Below are some records; give them all again exactly, but not the pictures.

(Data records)
┄┄┄┄┄┄┄┄┄┄┄┄┄┄┄┄┄┄┄┄

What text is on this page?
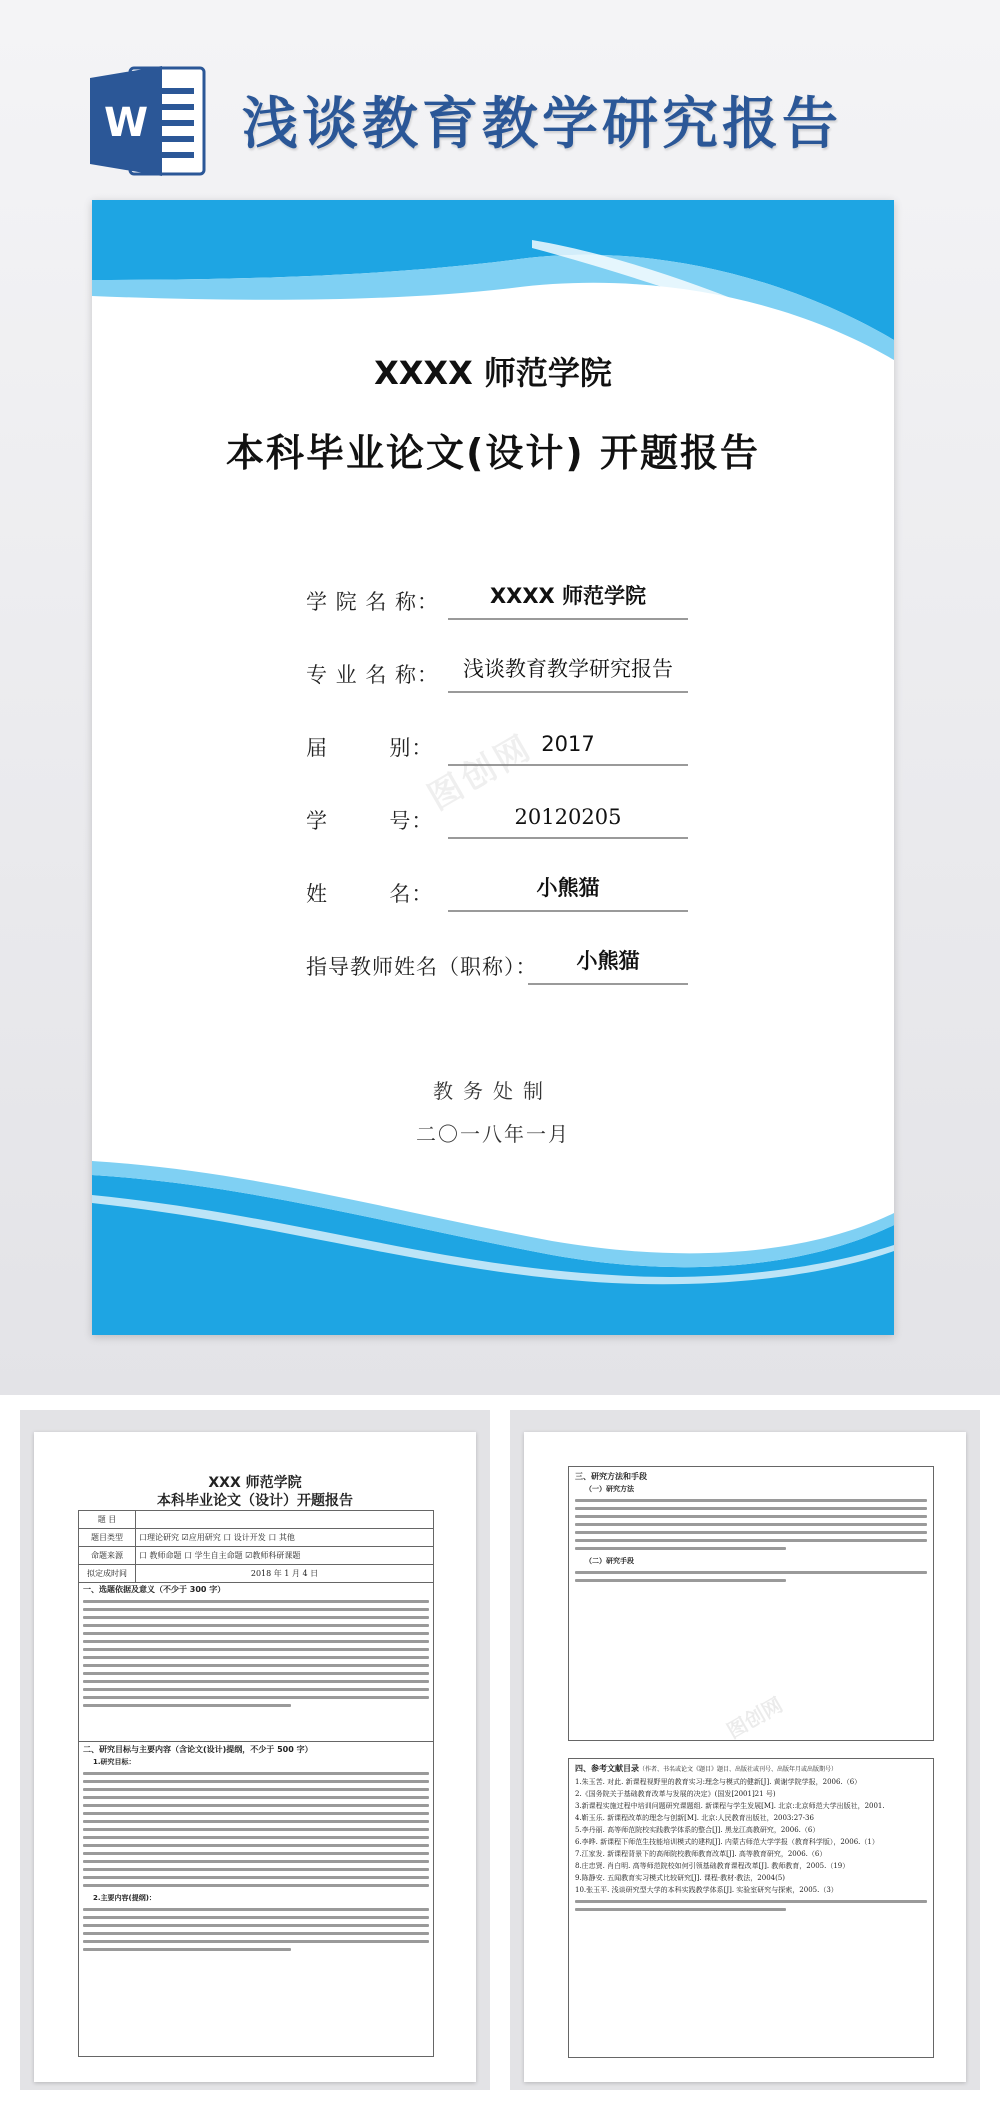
W 浅谈教育教学研究报告
XXXX 师范学院
本科毕业论文(设计) 开题报告
学 院 名 称：	XXXX 师范学院
专 业 名 称：	浅谈教育教学研究报告
届        别：	2017
学        号：	20120205
姓        名：	小熊猫
指导教师姓名（职称）：	小熊猫
图创网
教务处制
二〇一八年一月
XXX 师范学院
本科毕业论文（设计）开题报告
题 目	
题目类型	口理论研究 ☑应用研究 口 设计开发 口 其他
命题来源	口 教师命题 口 学生自主命题 ☑教师科研课题
拟定成时间	2018 年 1 月 4 日
一、选题依据及意义（不少于 300 字）
二、研究目标与主要内容（含论文(设计)提纲，不少于 500 字）
1.研究目标：
2.主要内容(提纲)：
三、研究方法和手段
（一）研究方法
（二）研究手段
图创网
四、参考文献目录（作者、书名或论文《题目》题目、出版社或刊号、出版年月或出版期号）
1.朱玉苦. 对此. 新课程视野里的教育实习:理念与模式的健新[J]. 黄谢学院学报，2006.（6）
2.《国务院关于基础教育改革与发展的决定》(国发[2001]21 号)
3.新课程实施过程中培训问题研究课题组. 新课程与学生发展[M]. 北京:北京师范大学出版社，2001.
4.靳玉乐. 新课程改革的理念与创新[M]. 北京:人民教育出版社，2003:27-36
5.李丹丽. 高等师范院校实践教学体系的整合[J]. 黑龙江高教研究，2006.（6）
6.李晔. 新课程下师范生技能培训模式的建构[J]. 内蒙古师范大学学报（教育科学版），2006.（1）
7.江家发. 新课程背景下的高师院校教师教育改革[J]. 高等教育研究，2006.（6）
8.庄忠贤. 肖白明. 高等师范院校如何引领基础教育课程改革[J]. 教师教育，2005.（19）
9.陈静安. 五闻教育实习模式比较研究[J]. 课程·教材·教法，2004(5)
10.张玉平. 浅谈研究型大学的本科实践教学体系[J]. 实验室研究与探索，2005.（3）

┄┄┄┄┄┄┄┄┄┄┄┄┄┄┄┄┄┄┄┄

Exercise result
What text is on this page?
W 浅谈教育教学研究报告
XXXX 师范学院
本科毕业论文(设计) 开题报告
学 院 名 称：	XXXX 师范学院
专 业 名 称：	浅谈教育教学研究报告
届        别：	2017
学        号：	20120205
姓        名：	小熊猫
指导教师姓名（职称）：	小熊猫
图创网
教务处制
二〇一八年一月
XXX 师范学院
本科毕业论文（设计）开题报告
题 目	
题目类型	口理论研究 ☑应用研究 口 设计开发 口 其他
命题来源	口 教师命题 口 学生自主命题 ☑教师科研课题
拟定成时间	2018 年 1 月 4 日
一、选题依据及意义（不少于 300 字）
二、研究目标与主要内容（含论文(设计)提纲，不少于 500 字）
1.研究目标：
2.主要内容(提纲)：
三、研究方法和手段
（一）研究方法
（二）研究手段
图创网
四、参考文献目录（作者、书名或论文《题目》题目、出版社或刊号、出版年月或出版期号）
1.朱玉苦. 对此. 新课程视野里的教育实习:理念与模式的健新[J]. 黄谢学院学报，2006.（6）
2.《国务院关于基础教育改革与发展的决定》(国发[2001]21 号)
3.新课程实施过程中培训问题研究课题组. 新课程与学生发展[M]. 北京:北京师范大学出版社，2001.
4.靳玉乐. 新课程改革的理念与创新[M]. 北京:人民教育出版社，2003:27-36
5.李丹丽. 高等师范院校实践教学体系的整合[J]. 黑龙江高教研究，2006.（6）
6.李晔. 新课程下师范生技能培训模式的建构[J]. 内蒙古师范大学学报（教育科学版），2006.（1）
7.江家发. 新课程背景下的高师院校教师教育改革[J]. 高等教育研究，2006.（6）
8.庄忠贤. 肖白明. 高等师范院校如何引领基础教育课程改革[J]. 教师教育，2005.（19）
9.陈静安. 五闻教育实习模式比较研究[J]. 课程·教材·教法，2004(5)
10.张玉平. 浅谈研究型大学的本科实践教学体系[J]. 实验室研究与探索，2005.（3）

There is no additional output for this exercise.